Task objective:
Read the listing below and copy out every line that holds "JSON".
━━━━━ Material shown ━━━━━
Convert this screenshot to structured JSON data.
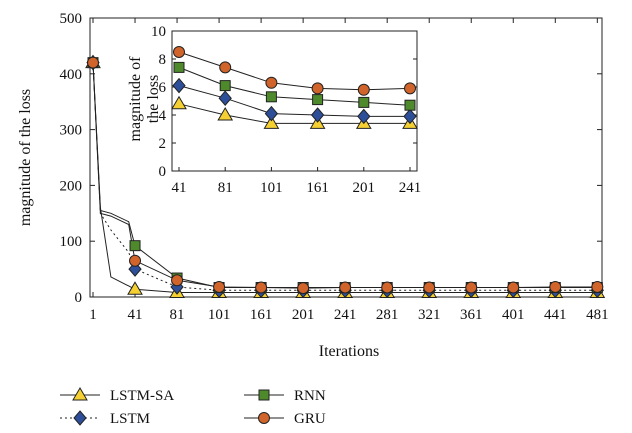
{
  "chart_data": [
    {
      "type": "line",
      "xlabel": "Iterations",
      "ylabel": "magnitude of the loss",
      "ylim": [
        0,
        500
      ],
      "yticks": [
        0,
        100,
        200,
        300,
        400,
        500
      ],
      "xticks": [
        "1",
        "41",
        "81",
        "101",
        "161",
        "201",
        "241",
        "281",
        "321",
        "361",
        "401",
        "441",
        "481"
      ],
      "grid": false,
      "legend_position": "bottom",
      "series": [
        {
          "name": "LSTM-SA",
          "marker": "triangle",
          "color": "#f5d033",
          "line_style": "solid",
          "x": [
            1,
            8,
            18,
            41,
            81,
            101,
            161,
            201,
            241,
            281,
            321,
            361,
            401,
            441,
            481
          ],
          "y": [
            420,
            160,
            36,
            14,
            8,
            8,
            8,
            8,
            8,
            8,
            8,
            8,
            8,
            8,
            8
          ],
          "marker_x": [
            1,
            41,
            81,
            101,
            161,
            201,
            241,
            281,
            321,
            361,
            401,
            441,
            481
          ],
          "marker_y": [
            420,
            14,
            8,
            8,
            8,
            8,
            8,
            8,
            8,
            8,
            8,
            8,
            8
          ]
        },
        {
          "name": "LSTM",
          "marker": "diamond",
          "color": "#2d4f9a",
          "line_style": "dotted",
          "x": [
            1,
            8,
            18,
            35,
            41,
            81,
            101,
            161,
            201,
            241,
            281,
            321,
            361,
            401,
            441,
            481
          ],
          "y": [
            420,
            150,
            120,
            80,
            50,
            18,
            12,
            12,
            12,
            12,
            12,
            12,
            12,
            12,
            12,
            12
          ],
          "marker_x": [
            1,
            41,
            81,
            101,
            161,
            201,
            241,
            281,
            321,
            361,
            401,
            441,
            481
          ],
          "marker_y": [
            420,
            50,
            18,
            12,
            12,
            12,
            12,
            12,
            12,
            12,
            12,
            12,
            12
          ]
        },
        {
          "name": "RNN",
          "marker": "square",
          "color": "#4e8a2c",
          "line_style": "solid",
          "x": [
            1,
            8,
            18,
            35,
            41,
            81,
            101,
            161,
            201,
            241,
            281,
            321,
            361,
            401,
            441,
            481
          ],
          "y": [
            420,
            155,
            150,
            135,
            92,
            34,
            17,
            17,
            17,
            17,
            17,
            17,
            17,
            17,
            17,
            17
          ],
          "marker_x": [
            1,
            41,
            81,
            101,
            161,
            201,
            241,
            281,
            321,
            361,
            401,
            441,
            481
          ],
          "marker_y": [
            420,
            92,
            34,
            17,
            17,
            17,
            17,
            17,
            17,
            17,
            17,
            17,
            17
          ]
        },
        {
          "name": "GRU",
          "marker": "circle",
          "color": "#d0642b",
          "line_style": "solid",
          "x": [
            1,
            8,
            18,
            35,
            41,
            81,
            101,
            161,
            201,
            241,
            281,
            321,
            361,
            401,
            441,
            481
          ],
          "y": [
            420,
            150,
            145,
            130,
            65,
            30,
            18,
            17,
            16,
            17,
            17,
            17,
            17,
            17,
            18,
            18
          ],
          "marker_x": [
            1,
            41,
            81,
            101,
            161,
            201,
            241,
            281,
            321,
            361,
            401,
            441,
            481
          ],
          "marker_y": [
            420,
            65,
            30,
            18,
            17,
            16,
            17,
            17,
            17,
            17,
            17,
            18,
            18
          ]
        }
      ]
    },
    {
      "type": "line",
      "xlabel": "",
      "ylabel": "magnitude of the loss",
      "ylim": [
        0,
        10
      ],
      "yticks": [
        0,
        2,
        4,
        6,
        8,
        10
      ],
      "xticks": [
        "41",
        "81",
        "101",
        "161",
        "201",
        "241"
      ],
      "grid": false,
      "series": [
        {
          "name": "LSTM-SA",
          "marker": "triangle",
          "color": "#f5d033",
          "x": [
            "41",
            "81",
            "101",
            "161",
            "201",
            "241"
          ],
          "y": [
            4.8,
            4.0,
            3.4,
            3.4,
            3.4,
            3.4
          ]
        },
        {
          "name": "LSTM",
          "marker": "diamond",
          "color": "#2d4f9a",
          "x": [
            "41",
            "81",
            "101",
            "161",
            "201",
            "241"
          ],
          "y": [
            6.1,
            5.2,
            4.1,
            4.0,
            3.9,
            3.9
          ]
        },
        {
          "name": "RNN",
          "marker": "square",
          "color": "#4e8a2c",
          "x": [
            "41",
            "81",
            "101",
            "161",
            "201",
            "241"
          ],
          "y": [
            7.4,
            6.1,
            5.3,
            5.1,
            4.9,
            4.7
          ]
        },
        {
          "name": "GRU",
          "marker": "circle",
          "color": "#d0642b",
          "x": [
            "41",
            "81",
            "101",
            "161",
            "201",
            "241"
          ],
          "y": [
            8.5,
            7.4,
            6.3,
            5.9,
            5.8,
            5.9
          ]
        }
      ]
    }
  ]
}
━━━━━
━━━━━ Material shown ━━━━━
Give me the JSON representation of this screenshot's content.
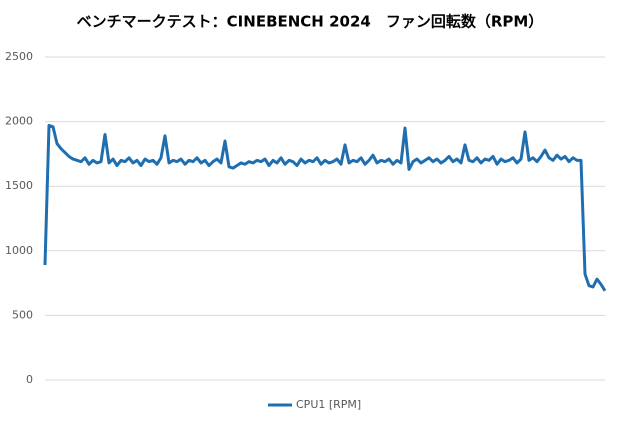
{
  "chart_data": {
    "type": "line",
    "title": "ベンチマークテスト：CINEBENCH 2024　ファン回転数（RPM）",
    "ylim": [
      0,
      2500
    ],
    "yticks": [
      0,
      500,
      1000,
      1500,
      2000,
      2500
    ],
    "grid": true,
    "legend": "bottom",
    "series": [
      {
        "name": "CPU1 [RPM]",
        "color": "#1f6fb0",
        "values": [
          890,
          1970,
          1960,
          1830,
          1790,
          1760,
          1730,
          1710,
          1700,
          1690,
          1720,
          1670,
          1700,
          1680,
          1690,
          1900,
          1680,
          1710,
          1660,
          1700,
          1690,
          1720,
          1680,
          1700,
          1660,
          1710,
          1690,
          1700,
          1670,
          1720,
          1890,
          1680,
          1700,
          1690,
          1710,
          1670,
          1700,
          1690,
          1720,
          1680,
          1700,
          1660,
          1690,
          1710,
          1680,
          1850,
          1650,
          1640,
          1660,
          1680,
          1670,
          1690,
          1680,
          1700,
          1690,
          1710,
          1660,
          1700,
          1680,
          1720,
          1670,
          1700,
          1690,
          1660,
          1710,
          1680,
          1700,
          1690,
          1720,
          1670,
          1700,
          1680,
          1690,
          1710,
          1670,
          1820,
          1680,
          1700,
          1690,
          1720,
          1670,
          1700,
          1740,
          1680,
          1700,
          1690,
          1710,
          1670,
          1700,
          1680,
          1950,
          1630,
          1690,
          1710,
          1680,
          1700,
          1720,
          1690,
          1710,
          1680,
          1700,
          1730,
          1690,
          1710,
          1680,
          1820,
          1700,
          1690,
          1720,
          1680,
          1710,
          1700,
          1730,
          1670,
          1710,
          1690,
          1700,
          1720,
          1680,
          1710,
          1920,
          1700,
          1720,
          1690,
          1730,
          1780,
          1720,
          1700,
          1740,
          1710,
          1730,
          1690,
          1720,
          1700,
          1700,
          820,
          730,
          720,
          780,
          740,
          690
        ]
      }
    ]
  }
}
━━━━━
Result of this task:
Convert this screenshot to structured JSON data.
Give me the JSON representation of this screenshot's content.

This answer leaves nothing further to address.